# What you are asked to do
In the text on causes of fetal growth restriction below, list every subgroup heading under "Maternal Factors."

# Source document
● ● ● ● ● ● ●

Causes of Reduced Fetal Growth (Fetal Growth Restriction)
Suboptimal perfusion of the maternal-placental circulation is the most common cause of fetal growth restriction, accounting for 25-30% of all cases, followed by chromosomal disorders and congenital malformations which are responsible for approximately 20% of cases. 1
Primary Etiologic Categories
Placental Causes (Most Common)
- Placental insufficiency due to suboptimal maternal-placental perfusion represents the leading cause, affecting 25-30% of FGR cases 1
- This typically manifests as late-onset FGR (>32 weeks gestation) with asymmetric growth patterns occurring in 70-80% of growth-restricted infants 2
- Placental dysfunction prevents adequate oxygen and nutrient delivery to the developing fetus 3
Fetal Causes
- Chromosomal disorders and congenital malformations account for approximately 20% of FGR cases 1
- Genetic imprinting disorders (such as Beckwith-Wiedemann syndrome and Silver-Russell syndrome) disrupt normal fetal growth mechanisms 4
- These typically present as early symmetric growth restriction 2
Maternal Factors
Constitutional and Demographic:
- Maternal age, weight, height, and race influence fetal growth potential 5
- Primigravida status and small maternal size increase risk 2
- Mother's own birth weight affects offspring growth 5
Nutritional Status:
- Poor maternal nutrition is a key factor, particularly in socioeconomic contexts 3, 5
- Maternal nutritional status before and during pregnancy directly affects nutrient availability to the fetus 3
Behavioral and Environmental:
- Active and passive tobacco smoking represents one of the most significant modifiable risk factors 5
- Alcohol and drug consumption during pregnancy 5
- Maternal stress levels and occupational factors (total working hours, time spent standing, physical activity) 5
Medical Conditions:
- Maternal hypertension and other vascular diseases 1
- Chronic maternal diseases affecting placental function 6
Uterine and Mechanical Factors
- Uterine malformations and uterine fibromata 2
- Oligohydramnios and multifetal gestation 2
- Early pelvic engagement of fetal head and aberrant fetal position 2
- These extrinsic biomechanical constraints typically arise during late gestation 2
Clinical Context and Diagnostic Considerations
When evaluating FGR diagnosed at <32 weeks of gestation, chromosomal microarray analysis should be offered for unexplained isolated cases 1. However, screening for toxoplasmosis, rubella, or herpes is not recommended in the absence of other risk factors, though PCR for cytomegalovirus should be performed in women with unexplained FGR who elect diagnostic amniocentesis 1.

● ● ● ● ● ● ●

# Record set
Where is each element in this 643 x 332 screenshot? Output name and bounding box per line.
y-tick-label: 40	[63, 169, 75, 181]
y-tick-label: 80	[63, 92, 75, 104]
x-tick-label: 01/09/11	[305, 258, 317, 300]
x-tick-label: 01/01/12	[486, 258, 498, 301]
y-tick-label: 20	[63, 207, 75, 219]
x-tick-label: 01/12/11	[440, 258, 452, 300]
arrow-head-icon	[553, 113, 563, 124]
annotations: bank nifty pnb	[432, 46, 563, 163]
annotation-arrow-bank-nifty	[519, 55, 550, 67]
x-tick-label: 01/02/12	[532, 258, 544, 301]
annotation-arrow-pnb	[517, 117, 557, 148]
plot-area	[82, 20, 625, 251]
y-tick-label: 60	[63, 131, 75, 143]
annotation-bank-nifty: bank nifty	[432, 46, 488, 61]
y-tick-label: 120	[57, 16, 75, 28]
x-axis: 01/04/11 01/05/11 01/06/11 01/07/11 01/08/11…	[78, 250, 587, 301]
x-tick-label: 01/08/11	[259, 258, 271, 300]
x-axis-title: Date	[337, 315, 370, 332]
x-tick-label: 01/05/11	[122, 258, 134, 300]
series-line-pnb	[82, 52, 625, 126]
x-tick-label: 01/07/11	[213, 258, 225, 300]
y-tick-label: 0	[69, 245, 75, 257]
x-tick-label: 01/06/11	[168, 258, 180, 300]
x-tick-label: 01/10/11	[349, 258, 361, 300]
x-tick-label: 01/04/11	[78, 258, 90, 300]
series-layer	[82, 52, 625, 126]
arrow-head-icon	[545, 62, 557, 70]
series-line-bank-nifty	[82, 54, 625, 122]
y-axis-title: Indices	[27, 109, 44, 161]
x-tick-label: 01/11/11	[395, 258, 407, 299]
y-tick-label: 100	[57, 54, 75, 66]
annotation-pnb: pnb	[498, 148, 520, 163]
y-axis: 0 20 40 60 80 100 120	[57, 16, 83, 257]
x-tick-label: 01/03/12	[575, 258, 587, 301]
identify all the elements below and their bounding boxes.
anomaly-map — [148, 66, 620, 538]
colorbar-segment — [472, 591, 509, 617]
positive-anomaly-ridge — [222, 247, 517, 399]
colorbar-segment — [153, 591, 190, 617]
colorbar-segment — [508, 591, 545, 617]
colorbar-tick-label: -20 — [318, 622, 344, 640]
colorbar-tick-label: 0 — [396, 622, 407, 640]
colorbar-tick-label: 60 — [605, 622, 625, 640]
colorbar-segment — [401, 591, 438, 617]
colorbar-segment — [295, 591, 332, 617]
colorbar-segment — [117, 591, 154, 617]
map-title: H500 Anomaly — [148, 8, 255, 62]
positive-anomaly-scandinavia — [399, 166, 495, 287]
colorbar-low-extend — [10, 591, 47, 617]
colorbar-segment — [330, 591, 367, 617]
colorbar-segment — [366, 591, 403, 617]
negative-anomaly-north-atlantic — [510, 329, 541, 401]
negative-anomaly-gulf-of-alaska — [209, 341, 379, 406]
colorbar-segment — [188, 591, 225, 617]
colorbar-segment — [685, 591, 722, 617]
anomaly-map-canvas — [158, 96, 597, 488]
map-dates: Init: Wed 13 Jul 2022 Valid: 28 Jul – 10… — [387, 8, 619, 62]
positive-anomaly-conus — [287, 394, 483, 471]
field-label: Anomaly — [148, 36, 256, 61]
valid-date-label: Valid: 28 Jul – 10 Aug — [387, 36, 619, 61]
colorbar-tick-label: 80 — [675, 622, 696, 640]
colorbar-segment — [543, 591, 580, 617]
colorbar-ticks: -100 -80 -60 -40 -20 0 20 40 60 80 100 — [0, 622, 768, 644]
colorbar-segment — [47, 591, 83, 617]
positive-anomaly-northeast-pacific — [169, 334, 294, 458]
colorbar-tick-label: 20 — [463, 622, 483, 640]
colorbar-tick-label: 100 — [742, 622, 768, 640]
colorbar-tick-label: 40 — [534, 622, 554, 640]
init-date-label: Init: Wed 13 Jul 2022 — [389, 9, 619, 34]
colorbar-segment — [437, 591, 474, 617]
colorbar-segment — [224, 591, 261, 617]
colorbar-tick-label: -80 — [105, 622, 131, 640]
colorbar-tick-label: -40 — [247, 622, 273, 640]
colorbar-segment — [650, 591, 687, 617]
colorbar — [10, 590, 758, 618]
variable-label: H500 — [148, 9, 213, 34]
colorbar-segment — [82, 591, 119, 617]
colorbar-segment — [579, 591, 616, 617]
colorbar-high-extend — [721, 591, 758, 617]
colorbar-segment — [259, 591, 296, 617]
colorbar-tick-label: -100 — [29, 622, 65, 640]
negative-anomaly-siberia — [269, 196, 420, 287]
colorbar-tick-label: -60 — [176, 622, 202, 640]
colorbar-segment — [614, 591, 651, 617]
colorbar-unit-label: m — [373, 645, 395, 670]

● ● ● ● ● ● ●

# Response below
Constitutional and Demographic
Nutritional Status
Behavioral and Environmental
Medical Conditions